* Start Exercise materials *

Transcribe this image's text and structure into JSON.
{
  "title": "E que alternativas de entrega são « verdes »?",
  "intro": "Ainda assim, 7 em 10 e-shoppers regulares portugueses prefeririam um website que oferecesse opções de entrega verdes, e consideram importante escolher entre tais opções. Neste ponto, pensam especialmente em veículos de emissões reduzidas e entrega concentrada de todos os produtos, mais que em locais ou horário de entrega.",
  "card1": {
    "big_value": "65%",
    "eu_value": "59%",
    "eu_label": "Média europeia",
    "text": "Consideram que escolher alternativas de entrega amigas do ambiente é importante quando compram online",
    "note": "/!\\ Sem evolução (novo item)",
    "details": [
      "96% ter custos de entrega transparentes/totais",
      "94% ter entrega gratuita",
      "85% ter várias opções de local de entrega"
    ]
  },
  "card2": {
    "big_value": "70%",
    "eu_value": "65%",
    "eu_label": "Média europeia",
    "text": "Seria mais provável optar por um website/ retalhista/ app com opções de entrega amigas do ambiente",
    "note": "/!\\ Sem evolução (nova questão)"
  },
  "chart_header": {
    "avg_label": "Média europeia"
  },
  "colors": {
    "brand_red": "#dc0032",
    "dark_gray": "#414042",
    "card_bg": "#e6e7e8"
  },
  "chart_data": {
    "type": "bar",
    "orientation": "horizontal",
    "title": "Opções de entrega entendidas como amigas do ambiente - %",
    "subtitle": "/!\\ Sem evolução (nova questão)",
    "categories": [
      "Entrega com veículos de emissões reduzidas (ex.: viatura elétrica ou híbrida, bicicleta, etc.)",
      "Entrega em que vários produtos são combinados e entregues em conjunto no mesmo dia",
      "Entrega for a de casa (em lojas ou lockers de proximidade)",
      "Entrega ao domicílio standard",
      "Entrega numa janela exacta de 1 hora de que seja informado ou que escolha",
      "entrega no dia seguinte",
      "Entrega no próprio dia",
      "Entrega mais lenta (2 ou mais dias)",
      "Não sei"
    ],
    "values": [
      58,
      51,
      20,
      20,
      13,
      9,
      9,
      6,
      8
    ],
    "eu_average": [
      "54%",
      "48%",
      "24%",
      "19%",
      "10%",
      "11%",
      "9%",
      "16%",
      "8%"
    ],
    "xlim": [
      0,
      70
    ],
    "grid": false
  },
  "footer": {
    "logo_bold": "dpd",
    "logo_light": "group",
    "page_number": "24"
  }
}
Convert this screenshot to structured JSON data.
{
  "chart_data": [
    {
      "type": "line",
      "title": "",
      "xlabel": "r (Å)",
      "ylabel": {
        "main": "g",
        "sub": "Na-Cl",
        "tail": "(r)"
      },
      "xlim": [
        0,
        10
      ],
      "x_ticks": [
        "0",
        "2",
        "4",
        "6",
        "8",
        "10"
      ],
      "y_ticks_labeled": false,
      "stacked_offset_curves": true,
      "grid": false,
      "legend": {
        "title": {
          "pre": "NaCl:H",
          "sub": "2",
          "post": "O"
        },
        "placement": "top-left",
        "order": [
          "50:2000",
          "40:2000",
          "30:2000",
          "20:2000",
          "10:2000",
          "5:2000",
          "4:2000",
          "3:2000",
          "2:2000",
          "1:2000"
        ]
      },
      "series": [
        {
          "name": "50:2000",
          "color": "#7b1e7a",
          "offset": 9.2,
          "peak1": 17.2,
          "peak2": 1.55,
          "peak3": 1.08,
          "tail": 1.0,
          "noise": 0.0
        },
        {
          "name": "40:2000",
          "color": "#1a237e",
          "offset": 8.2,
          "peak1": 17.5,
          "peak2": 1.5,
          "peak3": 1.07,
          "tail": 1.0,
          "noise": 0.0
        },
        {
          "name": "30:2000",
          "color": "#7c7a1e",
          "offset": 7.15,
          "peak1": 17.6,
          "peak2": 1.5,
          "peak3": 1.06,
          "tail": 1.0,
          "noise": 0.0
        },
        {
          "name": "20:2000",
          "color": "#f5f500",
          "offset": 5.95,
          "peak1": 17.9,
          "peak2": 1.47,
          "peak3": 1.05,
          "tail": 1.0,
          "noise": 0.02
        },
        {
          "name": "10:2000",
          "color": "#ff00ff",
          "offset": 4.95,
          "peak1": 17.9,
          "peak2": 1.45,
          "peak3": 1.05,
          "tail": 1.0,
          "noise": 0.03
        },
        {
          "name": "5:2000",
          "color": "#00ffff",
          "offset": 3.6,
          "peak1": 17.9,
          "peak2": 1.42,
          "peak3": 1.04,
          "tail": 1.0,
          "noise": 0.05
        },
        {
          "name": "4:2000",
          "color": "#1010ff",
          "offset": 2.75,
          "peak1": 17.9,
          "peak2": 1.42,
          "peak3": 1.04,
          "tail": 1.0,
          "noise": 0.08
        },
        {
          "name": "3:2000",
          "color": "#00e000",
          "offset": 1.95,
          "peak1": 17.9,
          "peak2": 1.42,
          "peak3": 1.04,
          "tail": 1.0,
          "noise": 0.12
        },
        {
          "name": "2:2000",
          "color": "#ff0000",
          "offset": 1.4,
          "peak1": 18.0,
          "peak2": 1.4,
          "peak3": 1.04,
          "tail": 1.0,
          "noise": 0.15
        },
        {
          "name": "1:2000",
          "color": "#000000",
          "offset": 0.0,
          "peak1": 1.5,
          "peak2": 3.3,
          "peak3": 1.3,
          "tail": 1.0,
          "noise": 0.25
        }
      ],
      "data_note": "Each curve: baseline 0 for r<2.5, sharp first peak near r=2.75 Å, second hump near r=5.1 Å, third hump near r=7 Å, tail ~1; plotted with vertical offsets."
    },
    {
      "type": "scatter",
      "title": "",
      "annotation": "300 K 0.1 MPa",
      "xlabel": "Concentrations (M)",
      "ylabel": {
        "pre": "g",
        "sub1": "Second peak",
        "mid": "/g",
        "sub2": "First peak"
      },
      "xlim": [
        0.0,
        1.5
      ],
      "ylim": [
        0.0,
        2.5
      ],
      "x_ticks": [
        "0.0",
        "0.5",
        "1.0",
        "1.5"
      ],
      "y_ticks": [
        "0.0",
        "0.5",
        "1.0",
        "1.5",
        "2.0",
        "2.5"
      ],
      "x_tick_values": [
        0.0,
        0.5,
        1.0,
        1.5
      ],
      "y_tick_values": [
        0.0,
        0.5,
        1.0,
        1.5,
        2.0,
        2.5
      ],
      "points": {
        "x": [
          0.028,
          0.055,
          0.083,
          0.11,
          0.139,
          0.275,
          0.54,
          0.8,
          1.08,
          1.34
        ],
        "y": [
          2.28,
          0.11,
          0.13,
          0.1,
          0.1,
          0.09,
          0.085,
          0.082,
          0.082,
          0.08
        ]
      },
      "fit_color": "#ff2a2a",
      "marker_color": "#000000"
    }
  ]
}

* End Exercise materials *

_What you will do_:
Look through the material above and pick out each line holding the word "website".

_Solution_:
  "intro": "Ainda assim, 7 em 10 e-shoppers regulares portugueses prefeririam um website que oferecesse opções de entrega verdes, e consideram importante escolher entre tais opções. Neste ponto, pensam especialmente em veículos de emissões reduzidas e entrega concentrada de todos os produtos, mais que em locais ou horário de entrega.",
    "text": "Seria mais provável optar por um website/ retalhista/ app com opções de entrega amigas do ambiente",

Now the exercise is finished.